___ Given data ___
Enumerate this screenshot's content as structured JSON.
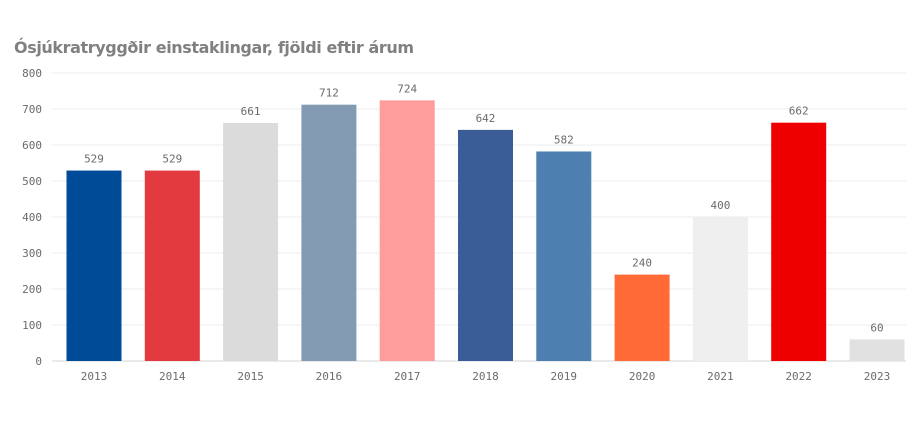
{
  "chart_data": {
    "type": "bar",
    "title": "Ósjúkratryggðir einstaklingar, fjöldi eftir árum",
    "xlabel": "",
    "ylabel": "",
    "categories": [
      "2013",
      "2014",
      "2015",
      "2016",
      "2017",
      "2018",
      "2019",
      "2020",
      "2021",
      "2022",
      "2023"
    ],
    "values": [
      529,
      529,
      661,
      712,
      724,
      642,
      582,
      240,
      400,
      662,
      60
    ],
    "colors": [
      "#004b98",
      "#e23a3e",
      "#dbdbdb",
      "#829ab2",
      "#ff9c9c",
      "#3b5d97",
      "#4d80b0",
      "#ff6a37",
      "#efefef",
      "#ee0000",
      "#e1e1e1"
    ],
    "ylim": [
      0,
      800
    ],
    "yticks": [
      0,
      100,
      200,
      300,
      400,
      500,
      600,
      700,
      800
    ],
    "grid": true,
    "legend": "none"
  }
}
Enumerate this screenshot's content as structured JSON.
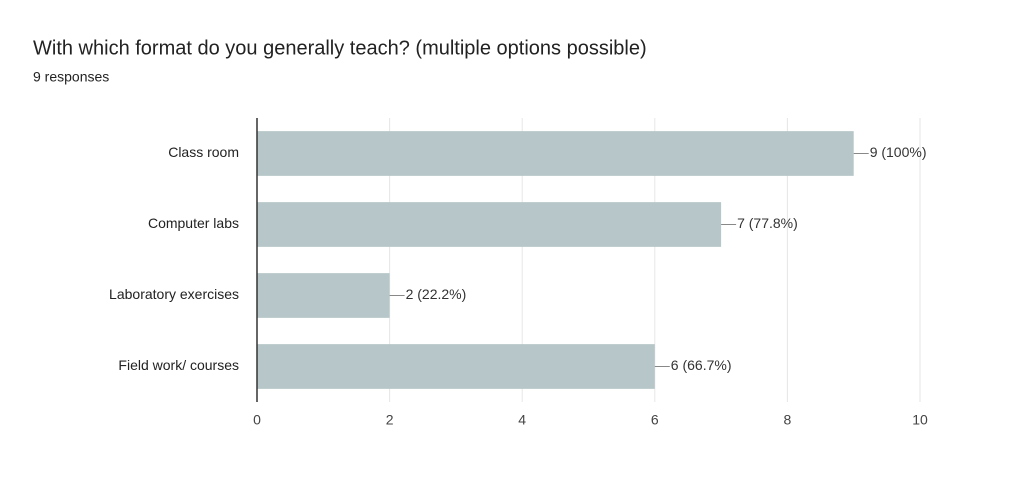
{
  "chart_data": {
    "type": "bar",
    "orientation": "horizontal",
    "title": "With which format do you generally teach?  (multiple options possible)",
    "subtitle": "9 responses",
    "categories": [
      "Class room",
      "Computer labs",
      "Laboratory exercises",
      "Field work/ courses"
    ],
    "values": [
      9,
      7,
      2,
      6
    ],
    "value_labels": [
      "9 (100%)",
      "7 (77.8%)",
      "2 (22.2%)",
      "6 (66.7%)"
    ],
    "color": "#b7c6c9",
    "xlim": [
      0,
      10
    ],
    "xticks": [
      0,
      2,
      4,
      6,
      8,
      10
    ],
    "grid": true
  }
}
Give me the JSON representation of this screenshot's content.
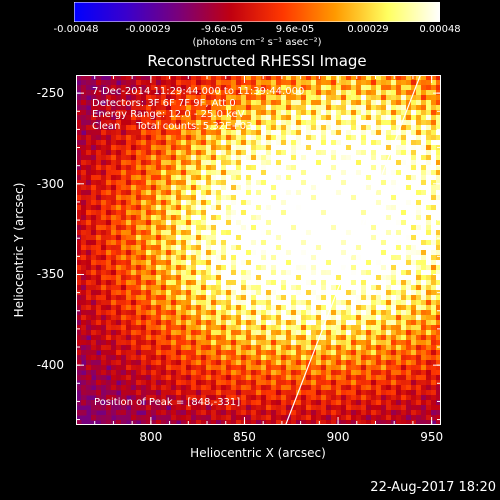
{
  "timestamp": "22-Aug-2017 18:20",
  "colors": {
    "background": "#000000",
    "frame": "#ffffff",
    "limb": "#ffffff",
    "colormap": [
      "#0000ff",
      "#3a00cc",
      "#7a007a",
      "#c00010",
      "#ff3800",
      "#ff9a00",
      "#ffff60",
      "#ffffff"
    ]
  },
  "colorbar": {
    "ticks": [
      "-0.00048",
      "-0.00029",
      "-9.6e-05",
      "9.6e-05",
      "0.00029",
      "0.00048"
    ],
    "unit_label": "(photons cm⁻² s⁻¹ asec⁻²)",
    "range": [
      -0.00048,
      0.00048
    ]
  },
  "annotation": {
    "lines": [
      "7-Dec-2014 11:29:44.000 to 11:39:44.000",
      "Detectors: 3F 6F 7F 9F, Att 0",
      "Energy Range: 12.0 - 25.0 keV",
      "Clean     Total counts: 5.32E+03"
    ],
    "peak": "Position of Peak = [848,-331]"
  },
  "chart_data": {
    "type": "heatmap",
    "title": "Reconstructed RHESSI Image",
    "xlabel": "Heliocentric X (arcsec)",
    "ylabel": "Heliocentric Y (arcsec)",
    "xlim": [
      760,
      955
    ],
    "ylim": [
      -433,
      -240
    ],
    "x_ticks": [
      800,
      850,
      900,
      950
    ],
    "y_ticks": [
      -250,
      -300,
      -350,
      -400
    ],
    "peak": [
      848,
      -331
    ],
    "sources": [
      {
        "x": 848,
        "y": -331,
        "intensity": 1.0
      },
      {
        "x": 925,
        "y": -295,
        "intensity": 0.75
      },
      {
        "x": 930,
        "y": -330,
        "intensity": 0.55
      }
    ],
    "limb": [
      [
        944,
        -240
      ],
      [
        872,
        -433
      ]
    ],
    "value_range": [
      -0.00048,
      0.00048
    ]
  }
}
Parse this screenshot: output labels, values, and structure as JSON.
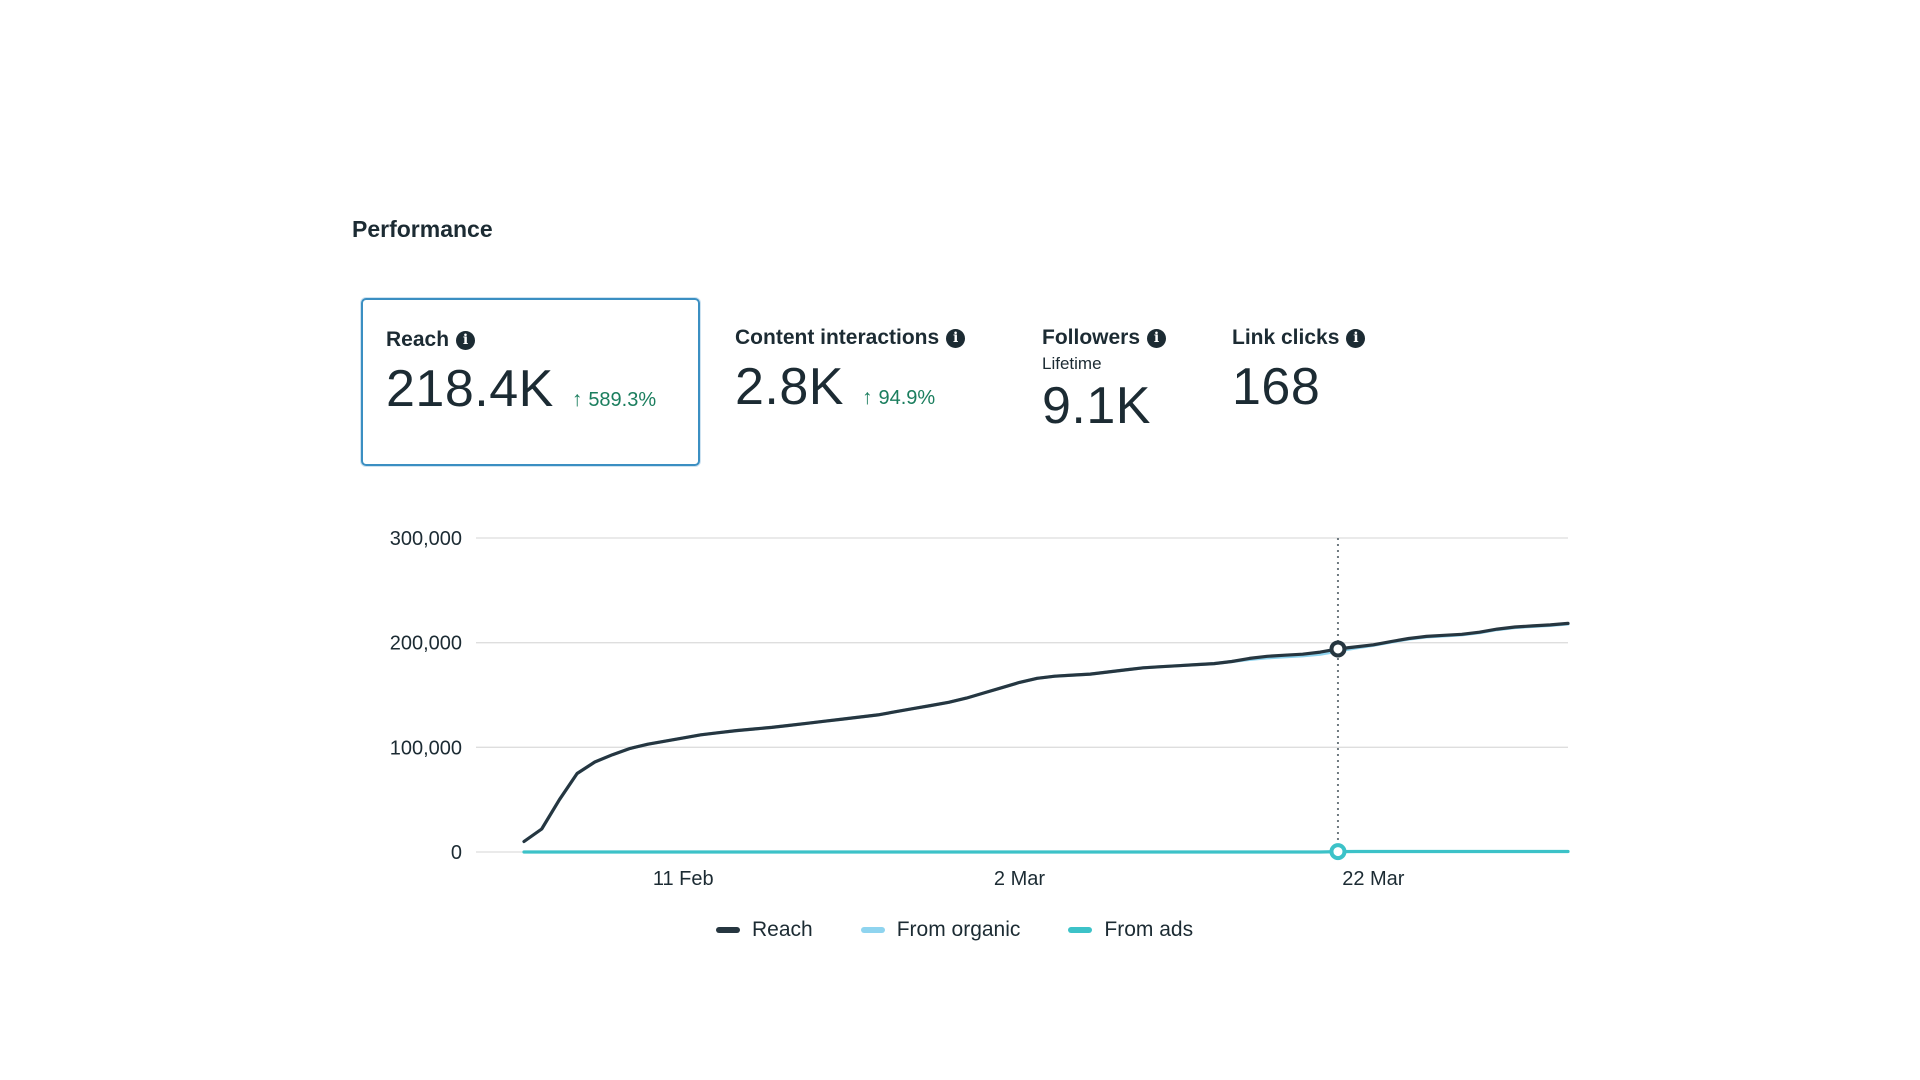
___
--- Problem to work on ---
Only a number is wanted: how many lines contain "Heliocentric"?

--- Expected output ---
2